THE PROBLEM.
Go over the entries below line by line, copying each one that contains the word "GCNPS".

Records:

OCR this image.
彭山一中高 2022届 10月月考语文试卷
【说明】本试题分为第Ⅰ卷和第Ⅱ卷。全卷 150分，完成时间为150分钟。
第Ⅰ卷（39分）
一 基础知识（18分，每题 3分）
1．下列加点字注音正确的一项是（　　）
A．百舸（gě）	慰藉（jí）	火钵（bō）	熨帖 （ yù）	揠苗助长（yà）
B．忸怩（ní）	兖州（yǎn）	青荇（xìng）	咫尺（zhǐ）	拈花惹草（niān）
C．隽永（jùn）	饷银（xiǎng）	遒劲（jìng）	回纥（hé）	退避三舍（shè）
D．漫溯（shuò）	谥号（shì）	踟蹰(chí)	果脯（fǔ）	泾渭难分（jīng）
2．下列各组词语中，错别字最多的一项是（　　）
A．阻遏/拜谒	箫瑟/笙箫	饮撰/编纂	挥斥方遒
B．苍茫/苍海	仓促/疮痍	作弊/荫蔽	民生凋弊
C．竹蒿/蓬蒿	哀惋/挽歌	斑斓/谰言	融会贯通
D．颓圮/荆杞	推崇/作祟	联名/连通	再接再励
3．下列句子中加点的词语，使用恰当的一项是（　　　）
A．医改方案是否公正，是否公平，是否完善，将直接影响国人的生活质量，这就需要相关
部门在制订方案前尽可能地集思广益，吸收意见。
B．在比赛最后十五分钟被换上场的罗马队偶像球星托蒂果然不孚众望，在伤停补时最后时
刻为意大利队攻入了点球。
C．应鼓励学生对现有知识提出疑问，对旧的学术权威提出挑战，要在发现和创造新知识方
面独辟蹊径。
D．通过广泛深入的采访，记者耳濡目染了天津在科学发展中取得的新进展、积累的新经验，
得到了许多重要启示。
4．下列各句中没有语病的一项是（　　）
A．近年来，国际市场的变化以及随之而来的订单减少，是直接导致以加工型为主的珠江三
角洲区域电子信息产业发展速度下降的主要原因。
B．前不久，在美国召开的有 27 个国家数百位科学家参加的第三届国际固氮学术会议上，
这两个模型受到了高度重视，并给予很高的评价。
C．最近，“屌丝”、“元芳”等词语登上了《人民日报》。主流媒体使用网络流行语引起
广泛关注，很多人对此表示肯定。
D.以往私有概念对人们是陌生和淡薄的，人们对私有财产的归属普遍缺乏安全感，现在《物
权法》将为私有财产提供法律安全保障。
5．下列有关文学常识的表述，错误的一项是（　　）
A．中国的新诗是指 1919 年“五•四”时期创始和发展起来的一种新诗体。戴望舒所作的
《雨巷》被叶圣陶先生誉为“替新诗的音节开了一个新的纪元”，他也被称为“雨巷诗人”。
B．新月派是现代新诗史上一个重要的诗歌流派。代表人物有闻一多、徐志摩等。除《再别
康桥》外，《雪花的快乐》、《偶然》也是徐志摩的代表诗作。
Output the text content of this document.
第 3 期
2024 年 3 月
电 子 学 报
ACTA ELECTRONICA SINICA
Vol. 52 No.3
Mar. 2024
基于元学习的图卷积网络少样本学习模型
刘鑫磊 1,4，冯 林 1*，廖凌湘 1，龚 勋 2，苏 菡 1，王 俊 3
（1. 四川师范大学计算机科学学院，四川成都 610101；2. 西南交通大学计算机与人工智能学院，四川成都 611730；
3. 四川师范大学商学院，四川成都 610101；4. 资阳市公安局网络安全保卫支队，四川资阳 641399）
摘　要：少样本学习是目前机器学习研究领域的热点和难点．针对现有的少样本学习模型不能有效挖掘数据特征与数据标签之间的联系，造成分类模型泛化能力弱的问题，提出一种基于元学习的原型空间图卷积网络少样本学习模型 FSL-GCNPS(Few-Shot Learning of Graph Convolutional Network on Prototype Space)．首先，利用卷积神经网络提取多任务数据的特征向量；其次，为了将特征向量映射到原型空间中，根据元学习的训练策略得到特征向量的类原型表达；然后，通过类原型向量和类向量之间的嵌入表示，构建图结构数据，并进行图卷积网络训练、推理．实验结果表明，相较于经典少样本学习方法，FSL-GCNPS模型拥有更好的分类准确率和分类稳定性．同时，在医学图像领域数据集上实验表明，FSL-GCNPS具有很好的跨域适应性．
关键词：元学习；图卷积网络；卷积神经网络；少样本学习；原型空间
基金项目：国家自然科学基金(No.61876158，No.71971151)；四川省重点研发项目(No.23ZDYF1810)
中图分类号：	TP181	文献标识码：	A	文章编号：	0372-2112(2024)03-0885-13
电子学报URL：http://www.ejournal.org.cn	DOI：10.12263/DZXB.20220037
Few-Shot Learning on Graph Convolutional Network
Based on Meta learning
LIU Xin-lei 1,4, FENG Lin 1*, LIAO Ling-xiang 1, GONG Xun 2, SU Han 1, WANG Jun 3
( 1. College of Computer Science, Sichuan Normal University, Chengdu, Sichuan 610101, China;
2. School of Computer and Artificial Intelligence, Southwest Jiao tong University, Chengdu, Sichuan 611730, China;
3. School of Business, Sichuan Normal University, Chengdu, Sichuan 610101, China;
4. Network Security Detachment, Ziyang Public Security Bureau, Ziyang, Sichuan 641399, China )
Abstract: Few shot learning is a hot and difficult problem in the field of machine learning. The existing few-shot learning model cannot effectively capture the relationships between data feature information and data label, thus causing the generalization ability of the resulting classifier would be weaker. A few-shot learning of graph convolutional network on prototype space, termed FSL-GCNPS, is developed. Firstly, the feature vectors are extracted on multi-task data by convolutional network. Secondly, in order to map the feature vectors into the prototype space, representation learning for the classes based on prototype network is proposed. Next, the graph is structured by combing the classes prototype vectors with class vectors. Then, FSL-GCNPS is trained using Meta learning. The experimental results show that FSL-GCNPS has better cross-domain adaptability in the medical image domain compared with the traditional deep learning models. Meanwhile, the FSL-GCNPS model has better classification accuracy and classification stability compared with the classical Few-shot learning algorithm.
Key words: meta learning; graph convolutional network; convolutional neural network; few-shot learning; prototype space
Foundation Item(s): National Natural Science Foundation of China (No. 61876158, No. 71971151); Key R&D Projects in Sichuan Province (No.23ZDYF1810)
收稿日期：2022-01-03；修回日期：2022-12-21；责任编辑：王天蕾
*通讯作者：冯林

SOLUTION TO THIS EXERCISE.
摘　要：少样本学习是目前机器学习研究领域的热点和难点．针对现有的少样本学习模型不能有效挖掘数据特征与数据标签之间的联系，造成分类模型泛化能力弱的问题，提出一种基于元学习的原型空间图卷积网络少样本学习模型 FSL-GCNPS(Few-Shot Learning of Graph Convolutional Network on Prototype Space)．首先，利用卷积神经网络提取多任务数据的特征向量；其次，为了将特征向量映射到原型空间中，根据元学习的训练策略得到特征向量的类原型表达；然后，通过类原型向量和类向量之间的嵌入表示，构建图结构数据，并进行图卷积网络训练、推理．实验结果表明，相较于经典少样本学习方法，FSL-GCNPS模型拥有更好的分类准确率和分类稳定性．同时，在医学图像领域数据集上实验表明，FSL-GCNPS具有很好的跨域适应性．
Abstract: Few shot learning is a hot and difficult problem in the field of machine learning. The existing few-shot learning model cannot effectively capture the relationships between data feature information and data label, thus causing the generalization ability of the resulting classifier would be weaker. A few-shot learning of graph convolutional network on prototype space, termed FSL-GCNPS, is developed. Firstly, the feature vectors are extracted on multi-task data by convolutional network. Secondly, in order to map the feature vectors into the prototype space, representation learning for the classes based on prototype network is proposed. Next, the graph is structured by combing the classes prototype vectors with class vectors. Then, FSL-GCNPS is trained using Meta learning. The experimental results show that FSL-GCNPS has better cross-domain adaptability in the medical image domain compared with the traditional deep learning models. Meanwhile, the FSL-GCNPS model has better classification accuracy and classification stability compared with the classical Few-shot learning algorithm.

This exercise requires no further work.